- [ARTICLE]

3 décembre 2022 | Massimo Introvigne | Bitter Winter
De temps en temps, des controverses surgissent au sujet de la Scientology, alimentées par d’anciens membres apostats et le soi-disant mouvement antisectes. L’une des questions les plus fréquemment débattues est celle de l’éthique de la Scientology. Les opposants affirment qu’elle protège les scientologues qui ont commis des délits de droit commun en leur évitant d’être signalés à la police et poursuivis par des tribunaux laïques, et qu’elle punit ceux qui ont quitté la Scientology par un ostracisme cruel et systématique.
J’ai fait des recherches sur ces questions pendant plusieurs décennies. Ma première conclusion est que la plupart des publications anti-Scientology manquent de perspective comparative. Elles examinent les politiques de la Scientology concernant la justice ecclésiastique et les ex-membres comme si elles étaient uniques, alors qu’en fait, des pratiques similaires se retrouvent dans la plupart des autres religions.

- [OBJECTIF 1] D'après l'article, de quoi la plupart des publications anti-Scientology sont-elles dépourvues ?
- [OBJECTIF 2] Veuillez extraire de l'article le passage commençant par « 3 décembre 2022 » et se poursuivant jusqu'à « cruel et systématique. ».
Il n'est pas nécessaire de consulter les entrées.

- [ENTRÉES PRÉSENTÉES]

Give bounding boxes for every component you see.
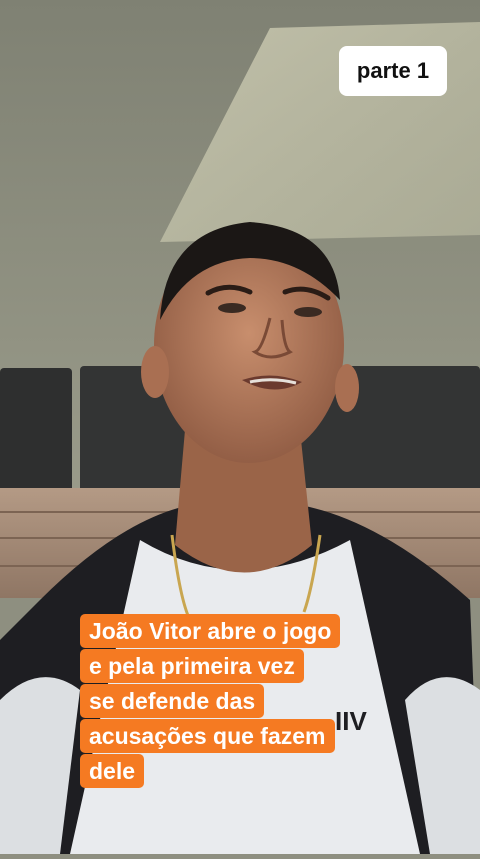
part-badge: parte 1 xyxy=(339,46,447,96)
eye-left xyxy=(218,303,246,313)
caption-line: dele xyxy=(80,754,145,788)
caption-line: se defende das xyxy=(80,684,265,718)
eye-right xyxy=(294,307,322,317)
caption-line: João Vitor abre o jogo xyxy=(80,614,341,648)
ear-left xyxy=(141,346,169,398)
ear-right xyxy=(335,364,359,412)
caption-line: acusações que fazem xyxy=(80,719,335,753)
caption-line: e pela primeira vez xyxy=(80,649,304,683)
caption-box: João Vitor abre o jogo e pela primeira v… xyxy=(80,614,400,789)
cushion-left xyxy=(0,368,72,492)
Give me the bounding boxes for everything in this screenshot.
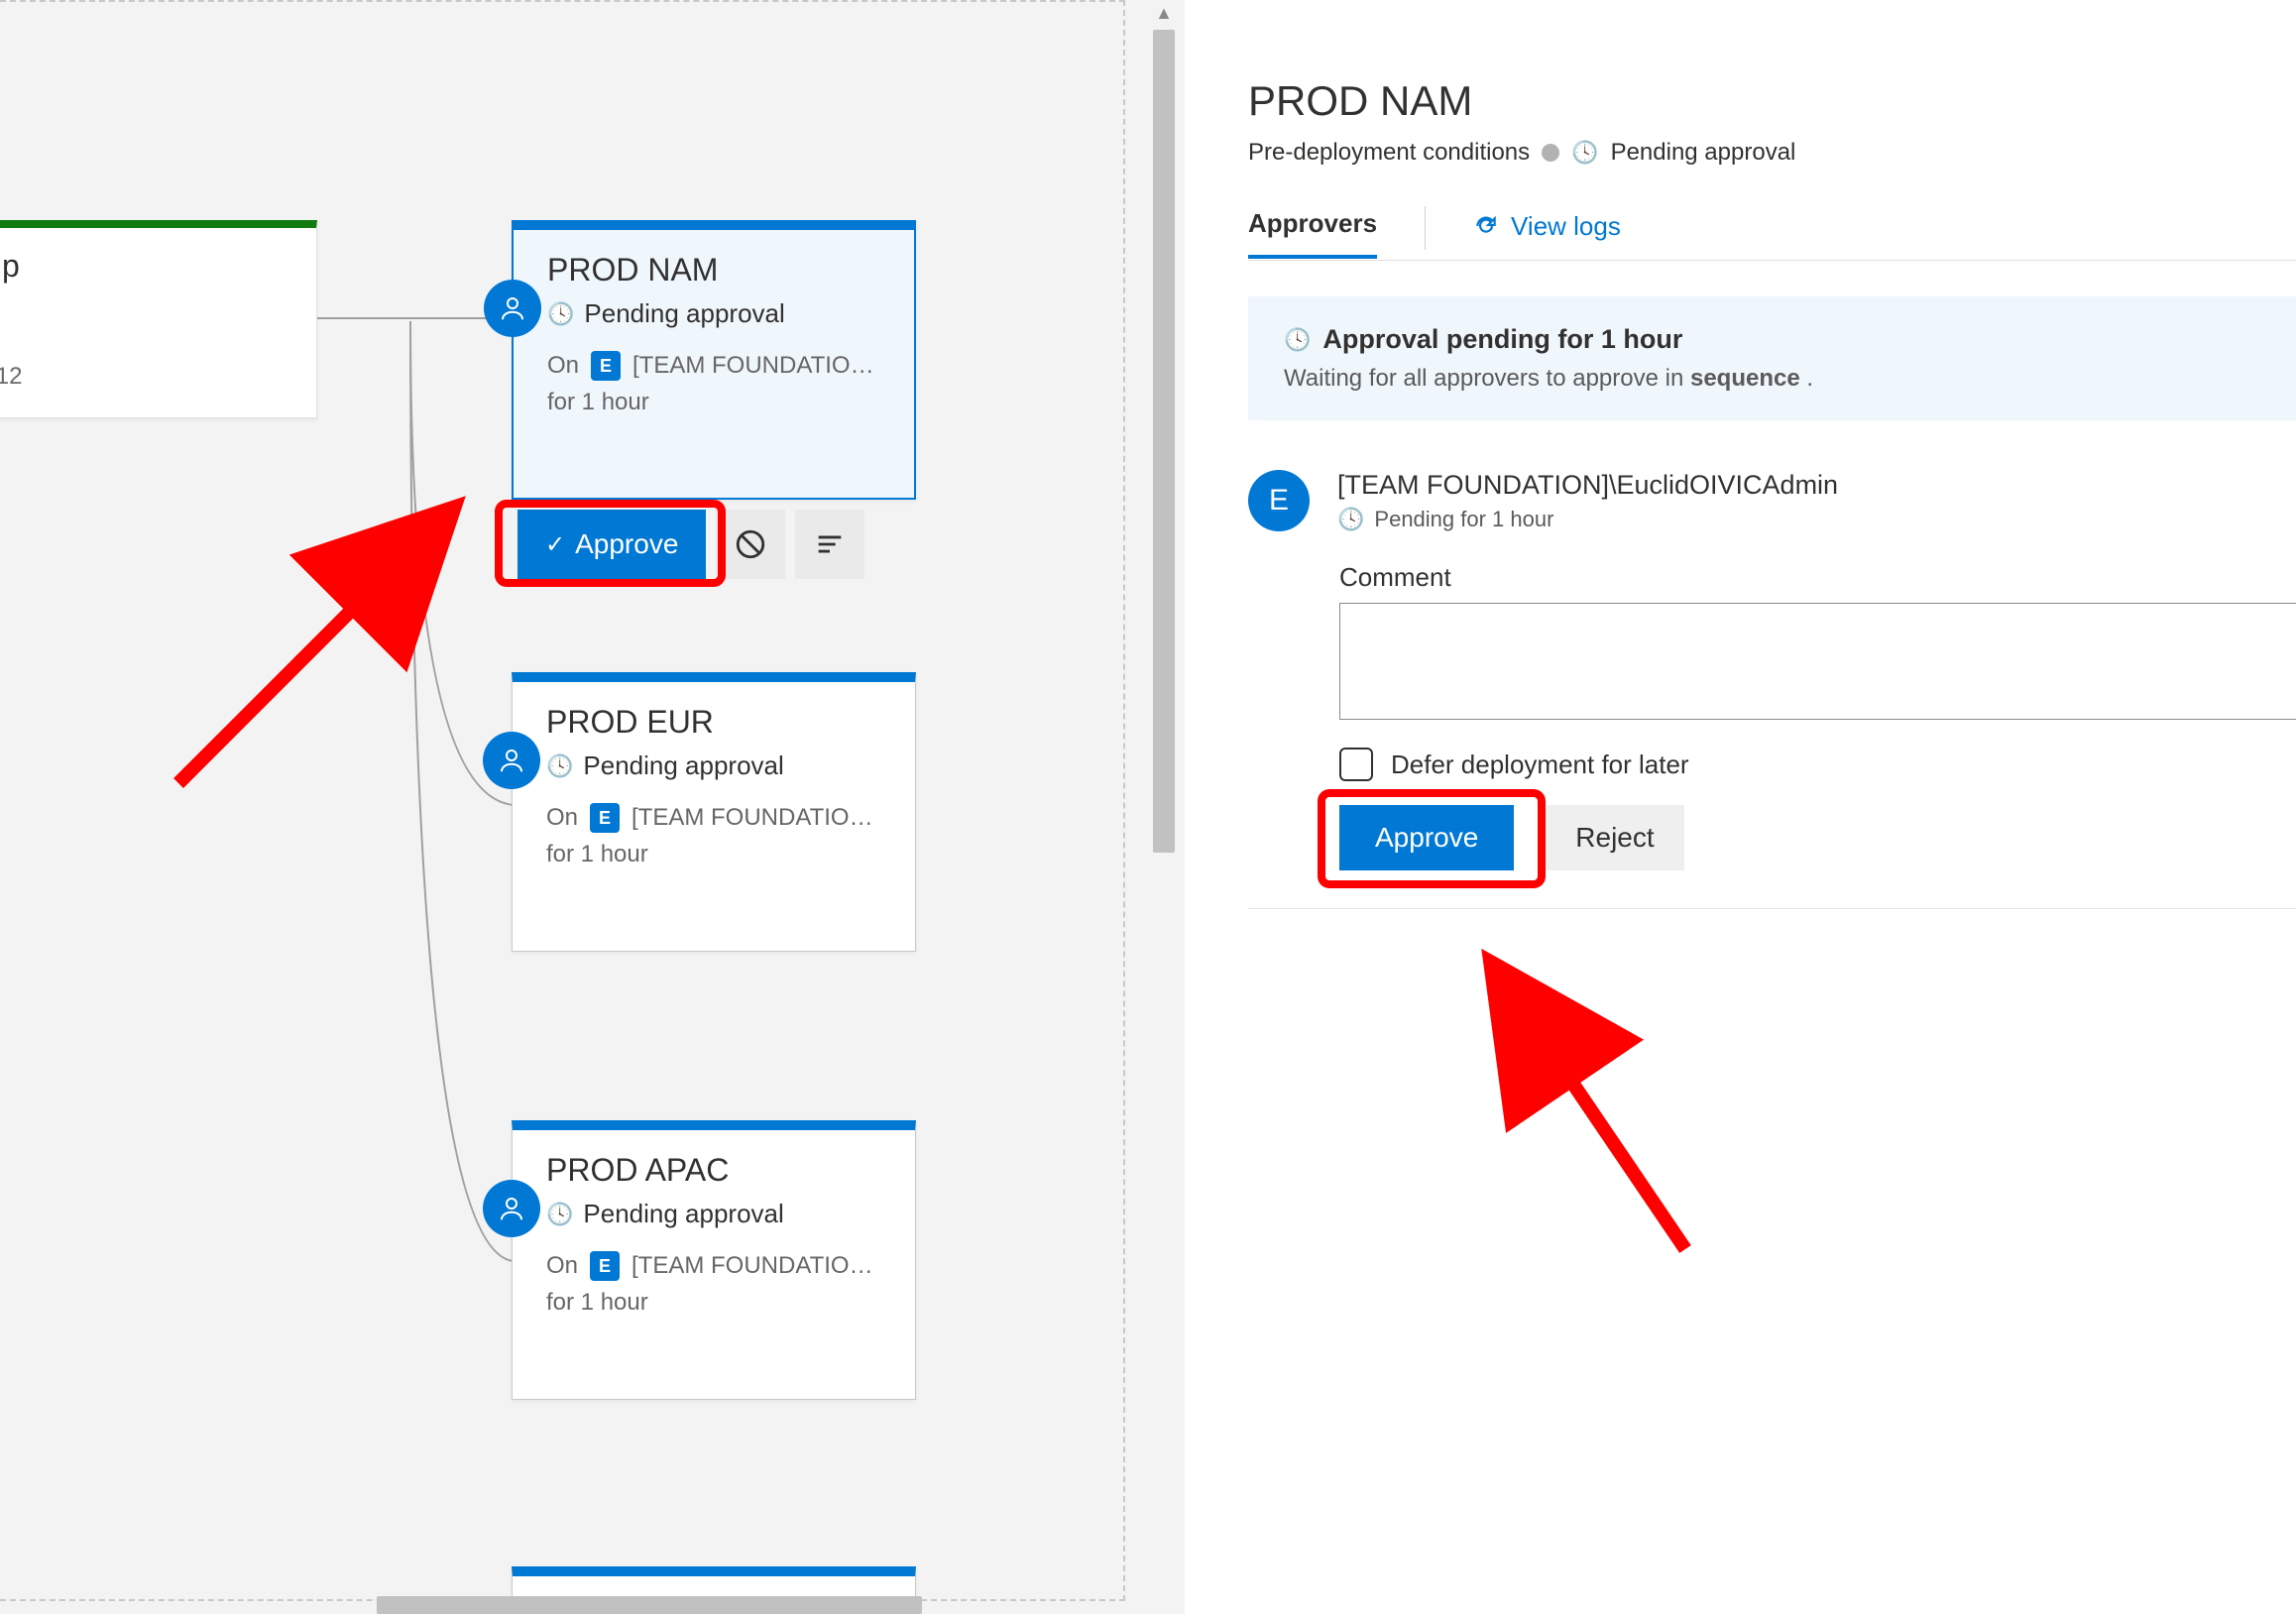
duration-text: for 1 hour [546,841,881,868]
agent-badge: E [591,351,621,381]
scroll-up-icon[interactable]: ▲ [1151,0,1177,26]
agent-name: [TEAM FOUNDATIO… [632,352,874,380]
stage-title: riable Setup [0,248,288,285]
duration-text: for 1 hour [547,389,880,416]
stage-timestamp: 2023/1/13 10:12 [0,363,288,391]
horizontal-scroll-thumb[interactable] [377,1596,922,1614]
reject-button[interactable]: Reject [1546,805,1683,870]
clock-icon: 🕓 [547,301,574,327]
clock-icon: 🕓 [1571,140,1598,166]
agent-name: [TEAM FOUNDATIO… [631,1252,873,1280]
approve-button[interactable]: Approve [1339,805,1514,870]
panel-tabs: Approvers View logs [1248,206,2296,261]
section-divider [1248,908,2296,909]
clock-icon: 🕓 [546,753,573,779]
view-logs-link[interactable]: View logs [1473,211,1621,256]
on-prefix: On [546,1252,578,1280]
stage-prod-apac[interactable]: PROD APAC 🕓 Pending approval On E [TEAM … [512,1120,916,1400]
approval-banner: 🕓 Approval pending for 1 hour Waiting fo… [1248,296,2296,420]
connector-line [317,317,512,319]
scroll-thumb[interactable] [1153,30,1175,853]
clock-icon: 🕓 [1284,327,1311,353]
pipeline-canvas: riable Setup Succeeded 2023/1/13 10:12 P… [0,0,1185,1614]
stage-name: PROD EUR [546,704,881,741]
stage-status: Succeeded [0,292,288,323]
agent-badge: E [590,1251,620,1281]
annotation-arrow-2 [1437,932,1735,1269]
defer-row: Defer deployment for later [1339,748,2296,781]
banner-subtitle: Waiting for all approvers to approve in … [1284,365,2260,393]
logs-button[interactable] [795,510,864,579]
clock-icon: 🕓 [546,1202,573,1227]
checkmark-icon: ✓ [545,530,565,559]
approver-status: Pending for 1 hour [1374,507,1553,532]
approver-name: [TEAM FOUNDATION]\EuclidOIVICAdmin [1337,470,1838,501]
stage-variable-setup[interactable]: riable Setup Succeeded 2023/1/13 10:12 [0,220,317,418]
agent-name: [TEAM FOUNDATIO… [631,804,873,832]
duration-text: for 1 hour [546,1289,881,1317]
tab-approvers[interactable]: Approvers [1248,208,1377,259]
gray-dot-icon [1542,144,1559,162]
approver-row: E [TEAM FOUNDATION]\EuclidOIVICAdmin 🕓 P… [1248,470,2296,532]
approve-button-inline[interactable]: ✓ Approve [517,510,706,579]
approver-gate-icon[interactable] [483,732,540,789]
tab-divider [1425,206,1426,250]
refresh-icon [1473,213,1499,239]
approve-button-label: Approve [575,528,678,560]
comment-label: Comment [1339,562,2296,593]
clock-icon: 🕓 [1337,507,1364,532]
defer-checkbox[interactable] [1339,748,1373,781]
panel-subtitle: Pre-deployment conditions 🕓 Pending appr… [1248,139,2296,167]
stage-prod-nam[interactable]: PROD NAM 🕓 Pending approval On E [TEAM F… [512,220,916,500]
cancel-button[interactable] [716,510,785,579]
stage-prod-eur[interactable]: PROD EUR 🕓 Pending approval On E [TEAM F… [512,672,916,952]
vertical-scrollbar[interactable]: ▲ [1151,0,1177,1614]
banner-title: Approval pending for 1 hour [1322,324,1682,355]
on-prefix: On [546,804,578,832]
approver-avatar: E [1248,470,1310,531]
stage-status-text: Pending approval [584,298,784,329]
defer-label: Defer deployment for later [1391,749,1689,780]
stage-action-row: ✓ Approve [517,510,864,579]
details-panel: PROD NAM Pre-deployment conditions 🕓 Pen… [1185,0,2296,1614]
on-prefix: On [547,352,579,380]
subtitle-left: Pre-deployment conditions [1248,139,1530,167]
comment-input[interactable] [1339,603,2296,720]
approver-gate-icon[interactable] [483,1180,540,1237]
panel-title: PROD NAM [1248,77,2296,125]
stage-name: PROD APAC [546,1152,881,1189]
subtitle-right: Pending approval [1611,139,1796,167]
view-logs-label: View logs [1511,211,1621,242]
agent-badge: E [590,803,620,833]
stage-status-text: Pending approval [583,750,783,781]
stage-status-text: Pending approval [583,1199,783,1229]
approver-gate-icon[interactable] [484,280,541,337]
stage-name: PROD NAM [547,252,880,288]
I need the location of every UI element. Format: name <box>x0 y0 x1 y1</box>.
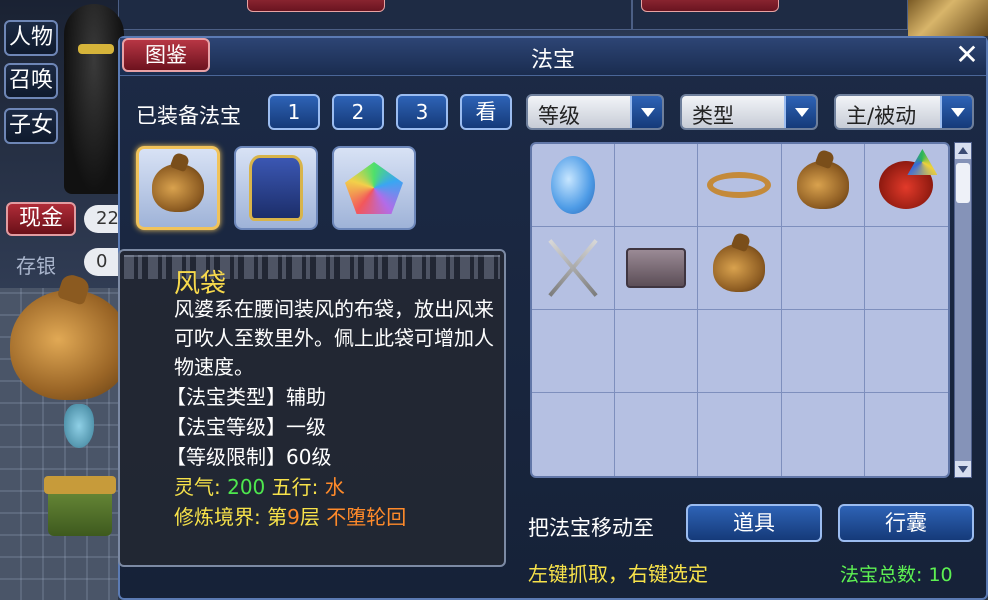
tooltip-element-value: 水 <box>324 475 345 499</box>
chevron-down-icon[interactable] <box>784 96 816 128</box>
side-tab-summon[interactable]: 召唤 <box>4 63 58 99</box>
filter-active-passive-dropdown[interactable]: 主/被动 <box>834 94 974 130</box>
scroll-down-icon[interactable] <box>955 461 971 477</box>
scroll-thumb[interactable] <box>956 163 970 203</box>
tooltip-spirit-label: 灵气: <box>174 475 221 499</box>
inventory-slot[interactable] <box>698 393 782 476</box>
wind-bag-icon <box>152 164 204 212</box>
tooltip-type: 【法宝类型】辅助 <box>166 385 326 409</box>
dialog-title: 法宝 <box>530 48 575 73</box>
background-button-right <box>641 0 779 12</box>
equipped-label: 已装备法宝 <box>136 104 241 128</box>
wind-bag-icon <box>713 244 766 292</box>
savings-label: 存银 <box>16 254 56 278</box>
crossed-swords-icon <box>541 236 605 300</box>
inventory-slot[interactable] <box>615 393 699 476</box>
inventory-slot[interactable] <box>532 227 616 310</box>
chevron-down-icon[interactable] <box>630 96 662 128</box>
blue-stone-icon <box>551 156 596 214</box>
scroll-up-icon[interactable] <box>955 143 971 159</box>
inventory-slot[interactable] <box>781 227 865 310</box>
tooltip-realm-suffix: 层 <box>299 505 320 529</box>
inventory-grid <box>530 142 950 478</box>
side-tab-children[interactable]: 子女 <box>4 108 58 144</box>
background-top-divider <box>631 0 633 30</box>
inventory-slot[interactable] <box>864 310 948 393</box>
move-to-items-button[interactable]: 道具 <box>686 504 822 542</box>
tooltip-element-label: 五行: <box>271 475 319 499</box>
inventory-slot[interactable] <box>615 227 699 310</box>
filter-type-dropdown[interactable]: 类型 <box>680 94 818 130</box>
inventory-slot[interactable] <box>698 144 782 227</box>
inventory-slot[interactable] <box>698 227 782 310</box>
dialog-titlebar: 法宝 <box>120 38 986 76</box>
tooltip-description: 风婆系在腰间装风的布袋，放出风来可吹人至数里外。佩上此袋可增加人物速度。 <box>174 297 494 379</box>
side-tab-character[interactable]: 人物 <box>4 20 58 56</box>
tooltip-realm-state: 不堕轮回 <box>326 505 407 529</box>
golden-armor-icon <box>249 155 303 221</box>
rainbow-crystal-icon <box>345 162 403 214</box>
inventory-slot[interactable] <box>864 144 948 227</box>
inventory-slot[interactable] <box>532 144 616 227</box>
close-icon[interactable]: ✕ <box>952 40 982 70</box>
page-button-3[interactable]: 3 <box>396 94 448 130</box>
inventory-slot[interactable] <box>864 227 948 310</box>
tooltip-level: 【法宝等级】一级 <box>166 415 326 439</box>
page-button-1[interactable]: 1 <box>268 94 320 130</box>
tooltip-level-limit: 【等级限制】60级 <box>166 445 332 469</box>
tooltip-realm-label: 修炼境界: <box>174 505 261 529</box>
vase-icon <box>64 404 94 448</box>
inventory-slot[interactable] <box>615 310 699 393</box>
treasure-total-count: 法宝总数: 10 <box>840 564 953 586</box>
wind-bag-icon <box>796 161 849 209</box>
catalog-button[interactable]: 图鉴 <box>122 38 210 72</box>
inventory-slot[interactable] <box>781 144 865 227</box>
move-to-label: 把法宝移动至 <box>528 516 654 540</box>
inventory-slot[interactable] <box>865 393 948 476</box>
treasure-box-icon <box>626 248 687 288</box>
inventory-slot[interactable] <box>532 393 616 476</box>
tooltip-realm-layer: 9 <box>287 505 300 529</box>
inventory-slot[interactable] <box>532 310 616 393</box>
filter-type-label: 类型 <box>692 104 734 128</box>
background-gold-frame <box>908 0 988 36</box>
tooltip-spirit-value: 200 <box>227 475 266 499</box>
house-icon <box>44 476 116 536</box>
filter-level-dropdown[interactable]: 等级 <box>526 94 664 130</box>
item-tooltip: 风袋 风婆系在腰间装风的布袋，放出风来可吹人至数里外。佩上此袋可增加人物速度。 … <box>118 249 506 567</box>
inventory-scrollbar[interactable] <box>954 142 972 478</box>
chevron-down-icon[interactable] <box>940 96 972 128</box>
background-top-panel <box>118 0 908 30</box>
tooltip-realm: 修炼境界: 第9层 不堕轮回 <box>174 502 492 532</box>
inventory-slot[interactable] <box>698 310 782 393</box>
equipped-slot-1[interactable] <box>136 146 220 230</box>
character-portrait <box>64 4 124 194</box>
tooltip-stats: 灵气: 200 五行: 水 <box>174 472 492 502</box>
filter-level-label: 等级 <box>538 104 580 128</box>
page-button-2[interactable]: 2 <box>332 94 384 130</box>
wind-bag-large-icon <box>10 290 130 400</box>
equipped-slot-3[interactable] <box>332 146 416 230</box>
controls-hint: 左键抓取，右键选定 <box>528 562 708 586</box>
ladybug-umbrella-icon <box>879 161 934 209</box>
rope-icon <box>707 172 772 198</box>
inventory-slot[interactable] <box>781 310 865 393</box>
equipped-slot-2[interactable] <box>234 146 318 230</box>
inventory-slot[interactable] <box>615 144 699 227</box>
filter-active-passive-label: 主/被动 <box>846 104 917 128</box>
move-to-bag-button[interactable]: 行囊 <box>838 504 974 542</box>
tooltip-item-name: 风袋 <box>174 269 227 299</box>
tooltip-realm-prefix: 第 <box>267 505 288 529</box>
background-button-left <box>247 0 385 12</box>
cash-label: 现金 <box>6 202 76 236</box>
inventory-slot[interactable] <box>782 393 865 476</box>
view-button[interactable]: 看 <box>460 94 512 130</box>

- [CORRIGÉ DÉTAILLÉ 1] D'une perspective comparative.

- [CORRIGÉ DÉTAILLÉ 2]
3 décembre 2022 | Massimo Introvigne | Bitter Winter
De temps en temps, des controverses surgissent au sujet de la Scientology, alimentées par d’anciens membres apostats et le soi-disant mouvement antisectes. L’une des questions les plus fréquemment débattues est celle de l’éthique de la Scientology. Les opposants affirment qu’elle protège les scientologues qui ont commis des délits de droit commun en leur évitant d’être signalés à la police et poursuivis par des tribunaux laïques, et qu’elle punit ceux qui ont quitté la Scientology par un ostracisme cruel et systématique.